◆ Stored records:
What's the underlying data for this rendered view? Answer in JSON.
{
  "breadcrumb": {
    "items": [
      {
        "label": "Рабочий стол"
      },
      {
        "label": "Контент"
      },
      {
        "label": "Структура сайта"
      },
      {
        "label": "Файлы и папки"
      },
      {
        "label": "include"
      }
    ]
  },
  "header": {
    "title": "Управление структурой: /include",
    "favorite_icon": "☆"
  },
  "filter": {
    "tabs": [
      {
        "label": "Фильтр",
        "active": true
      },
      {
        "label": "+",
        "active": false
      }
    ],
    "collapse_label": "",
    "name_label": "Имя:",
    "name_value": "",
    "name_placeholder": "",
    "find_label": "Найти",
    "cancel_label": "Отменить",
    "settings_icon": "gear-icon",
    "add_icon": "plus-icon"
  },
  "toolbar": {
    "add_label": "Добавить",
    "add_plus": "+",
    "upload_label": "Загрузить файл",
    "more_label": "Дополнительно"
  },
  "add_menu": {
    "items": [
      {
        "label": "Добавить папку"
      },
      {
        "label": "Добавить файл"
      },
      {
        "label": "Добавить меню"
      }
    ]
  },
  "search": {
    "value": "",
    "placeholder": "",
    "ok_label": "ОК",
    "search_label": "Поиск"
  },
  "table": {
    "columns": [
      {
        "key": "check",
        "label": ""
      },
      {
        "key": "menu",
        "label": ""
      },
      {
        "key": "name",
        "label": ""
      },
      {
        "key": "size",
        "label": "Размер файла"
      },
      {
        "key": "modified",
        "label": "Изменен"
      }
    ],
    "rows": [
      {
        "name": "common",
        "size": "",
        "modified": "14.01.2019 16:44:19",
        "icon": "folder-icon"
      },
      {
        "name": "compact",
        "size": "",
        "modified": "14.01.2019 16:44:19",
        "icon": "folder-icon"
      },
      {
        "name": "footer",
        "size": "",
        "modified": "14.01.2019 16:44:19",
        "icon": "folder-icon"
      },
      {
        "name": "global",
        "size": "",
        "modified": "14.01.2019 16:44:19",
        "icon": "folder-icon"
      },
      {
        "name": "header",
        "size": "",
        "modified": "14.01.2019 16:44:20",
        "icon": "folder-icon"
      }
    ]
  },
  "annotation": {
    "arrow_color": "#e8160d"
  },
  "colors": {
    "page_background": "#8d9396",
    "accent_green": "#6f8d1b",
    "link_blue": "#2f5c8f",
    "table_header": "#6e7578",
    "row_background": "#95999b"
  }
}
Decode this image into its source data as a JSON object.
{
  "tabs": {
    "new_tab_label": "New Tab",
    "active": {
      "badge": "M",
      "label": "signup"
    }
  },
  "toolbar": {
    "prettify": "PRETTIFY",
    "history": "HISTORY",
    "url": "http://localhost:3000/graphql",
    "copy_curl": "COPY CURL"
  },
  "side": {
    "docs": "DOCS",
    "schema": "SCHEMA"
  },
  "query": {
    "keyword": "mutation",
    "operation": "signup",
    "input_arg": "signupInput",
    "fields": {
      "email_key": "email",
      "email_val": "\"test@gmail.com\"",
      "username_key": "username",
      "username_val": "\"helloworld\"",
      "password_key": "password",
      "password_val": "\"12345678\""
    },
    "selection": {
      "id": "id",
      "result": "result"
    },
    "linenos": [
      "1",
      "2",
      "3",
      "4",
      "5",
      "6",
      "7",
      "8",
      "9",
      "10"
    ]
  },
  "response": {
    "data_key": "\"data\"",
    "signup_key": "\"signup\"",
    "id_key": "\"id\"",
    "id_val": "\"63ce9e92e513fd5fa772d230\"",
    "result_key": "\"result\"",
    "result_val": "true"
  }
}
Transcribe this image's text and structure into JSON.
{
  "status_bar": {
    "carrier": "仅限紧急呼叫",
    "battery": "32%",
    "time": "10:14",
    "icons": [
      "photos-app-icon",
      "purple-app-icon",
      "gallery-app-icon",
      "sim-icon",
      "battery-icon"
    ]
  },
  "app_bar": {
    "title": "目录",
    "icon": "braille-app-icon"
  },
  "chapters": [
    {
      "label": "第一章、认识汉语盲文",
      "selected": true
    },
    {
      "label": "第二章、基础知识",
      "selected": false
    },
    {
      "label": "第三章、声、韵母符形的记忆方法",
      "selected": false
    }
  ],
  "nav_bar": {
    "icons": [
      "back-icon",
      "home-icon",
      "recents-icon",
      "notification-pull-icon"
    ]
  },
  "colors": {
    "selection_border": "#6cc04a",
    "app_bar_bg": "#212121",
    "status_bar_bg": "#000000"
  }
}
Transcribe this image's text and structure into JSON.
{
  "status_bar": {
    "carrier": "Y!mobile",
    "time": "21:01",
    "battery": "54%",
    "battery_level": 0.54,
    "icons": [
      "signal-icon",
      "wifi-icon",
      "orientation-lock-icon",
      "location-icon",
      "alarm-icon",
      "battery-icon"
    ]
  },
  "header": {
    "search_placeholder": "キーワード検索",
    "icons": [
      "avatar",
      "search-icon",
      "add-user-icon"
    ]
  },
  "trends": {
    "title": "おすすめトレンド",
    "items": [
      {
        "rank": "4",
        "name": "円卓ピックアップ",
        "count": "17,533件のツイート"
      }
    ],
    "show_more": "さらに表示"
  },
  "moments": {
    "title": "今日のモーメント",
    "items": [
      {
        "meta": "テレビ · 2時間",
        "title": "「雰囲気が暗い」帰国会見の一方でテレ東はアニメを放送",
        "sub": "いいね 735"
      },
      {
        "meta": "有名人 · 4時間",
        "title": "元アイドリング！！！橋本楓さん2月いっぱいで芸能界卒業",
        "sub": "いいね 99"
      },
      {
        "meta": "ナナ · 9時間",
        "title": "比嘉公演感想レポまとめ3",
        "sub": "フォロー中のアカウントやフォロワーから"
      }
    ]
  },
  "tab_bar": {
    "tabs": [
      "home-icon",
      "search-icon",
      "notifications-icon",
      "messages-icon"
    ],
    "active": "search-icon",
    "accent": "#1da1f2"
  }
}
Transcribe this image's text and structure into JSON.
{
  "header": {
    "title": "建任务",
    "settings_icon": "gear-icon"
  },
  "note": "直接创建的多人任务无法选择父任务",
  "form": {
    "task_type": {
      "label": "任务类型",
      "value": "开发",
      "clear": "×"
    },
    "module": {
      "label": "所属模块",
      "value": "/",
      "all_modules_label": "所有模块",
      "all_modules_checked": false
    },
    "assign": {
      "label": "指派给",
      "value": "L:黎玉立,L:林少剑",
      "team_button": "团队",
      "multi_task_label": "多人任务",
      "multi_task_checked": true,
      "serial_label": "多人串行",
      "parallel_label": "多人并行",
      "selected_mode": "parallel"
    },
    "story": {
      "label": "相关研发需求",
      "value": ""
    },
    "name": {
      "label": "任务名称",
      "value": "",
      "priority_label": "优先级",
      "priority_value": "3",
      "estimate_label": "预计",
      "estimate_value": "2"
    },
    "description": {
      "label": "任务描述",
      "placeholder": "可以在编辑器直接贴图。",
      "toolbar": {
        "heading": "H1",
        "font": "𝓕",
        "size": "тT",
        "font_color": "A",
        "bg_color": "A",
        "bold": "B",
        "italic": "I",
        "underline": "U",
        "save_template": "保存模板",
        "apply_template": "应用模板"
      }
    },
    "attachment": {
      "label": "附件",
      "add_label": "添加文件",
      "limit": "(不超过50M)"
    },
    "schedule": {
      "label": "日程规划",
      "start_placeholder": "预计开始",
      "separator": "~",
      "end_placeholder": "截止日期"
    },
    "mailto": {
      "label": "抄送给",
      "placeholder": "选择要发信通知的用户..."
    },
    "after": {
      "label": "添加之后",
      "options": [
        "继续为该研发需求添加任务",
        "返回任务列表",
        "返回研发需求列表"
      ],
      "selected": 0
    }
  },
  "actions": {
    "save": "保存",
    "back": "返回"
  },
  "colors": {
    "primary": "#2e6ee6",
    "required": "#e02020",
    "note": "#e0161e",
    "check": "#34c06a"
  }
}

◆ Stated problem: Identify all lines where the word "title" shows up. Copy them.

◆ Exercise solution:
    "title": "Управление структурой: /include",
    "title": "目录",
    "title": "おすすめトレンド",
    "title": "今日のモーメント",
        "title": "「雰囲気が暗い」帰国会見の一方でテレ東はアニメを放送",
        "title": "元アイドリング！！！橋本楓さん2月いっぱいで芸能界卒業",
        "title": "比嘉公演感想レポまとめ3",
    "title": "建任务",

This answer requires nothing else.